WHAT THE EXERCISE ASKS:
Return every record below exactly as written, but leave out the pictures.

=== EXTRACTED RECORDS ===

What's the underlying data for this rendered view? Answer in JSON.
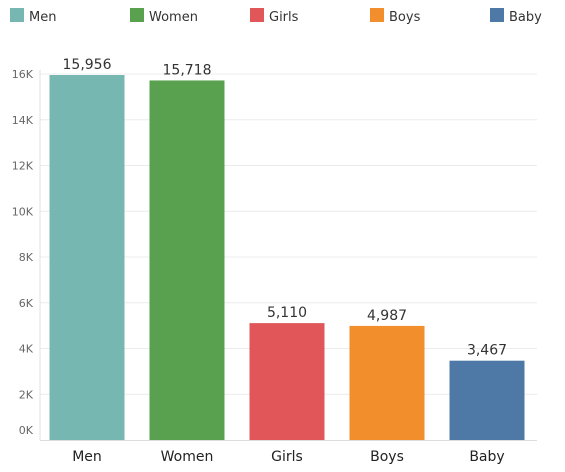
{
  "chart_data": {
    "type": "bar",
    "categories": [
      "Men",
      "Women",
      "Girls",
      "Boys",
      "Baby"
    ],
    "values": [
      15956,
      15718,
      5110,
      4987,
      3467
    ],
    "value_labels": [
      "15,956",
      "15,718",
      "5,110",
      "4,987",
      "3,467"
    ],
    "colors": [
      "#76b7b2",
      "#59a14f",
      "#e15759",
      "#f28e2b",
      "#4e79a7"
    ],
    "legend": {
      "placement": "top",
      "entries": [
        {
          "label": "Men",
          "color": "#76b7b2"
        },
        {
          "label": "Women",
          "color": "#59a14f"
        },
        {
          "label": "Girls",
          "color": "#e15759"
        },
        {
          "label": "Boys",
          "color": "#f28e2b"
        },
        {
          "label": "Baby",
          "color": "#4e79a7"
        }
      ]
    },
    "y_ticks": [
      0,
      2000,
      4000,
      6000,
      8000,
      10000,
      12000,
      14000,
      16000
    ],
    "y_tick_labels": [
      "0K",
      "2K",
      "4K",
      "6K",
      "8K",
      "10K",
      "12K",
      "14K",
      "16K"
    ],
    "ylim": [
      0,
      16000
    ],
    "grid": true,
    "title": "",
    "xlabel": "",
    "ylabel": ""
  }
}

===

RESULT BELOW:
What's the underlying data for this rendered view? Answer in JSON.
{
  "chart_data": {
    "type": "bar",
    "categories": [
      "Men",
      "Women",
      "Girls",
      "Boys",
      "Baby"
    ],
    "values": [
      15956,
      15718,
      5110,
      4987,
      3467
    ],
    "value_labels": [
      "15,956",
      "15,718",
      "5,110",
      "4,987",
      "3,467"
    ],
    "colors": [
      "#76b7b2",
      "#59a14f",
      "#e15759",
      "#f28e2b",
      "#4e79a7"
    ],
    "legend": {
      "placement": "top",
      "entries": [
        {
          "label": "Men",
          "color": "#76b7b2"
        },
        {
          "label": "Women",
          "color": "#59a14f"
        },
        {
          "label": "Girls",
          "color": "#e15759"
        },
        {
          "label": "Boys",
          "color": "#f28e2b"
        },
        {
          "label": "Baby",
          "color": "#4e79a7"
        }
      ]
    },
    "y_ticks": [
      0,
      2000,
      4000,
      6000,
      8000,
      10000,
      12000,
      14000,
      16000
    ],
    "y_tick_labels": [
      "0K",
      "2K",
      "4K",
      "6K",
      "8K",
      "10K",
      "12K",
      "14K",
      "16K"
    ],
    "ylim": [
      0,
      16000
    ],
    "grid": true,
    "title": "",
    "xlabel": "",
    "ylabel": ""
  }
}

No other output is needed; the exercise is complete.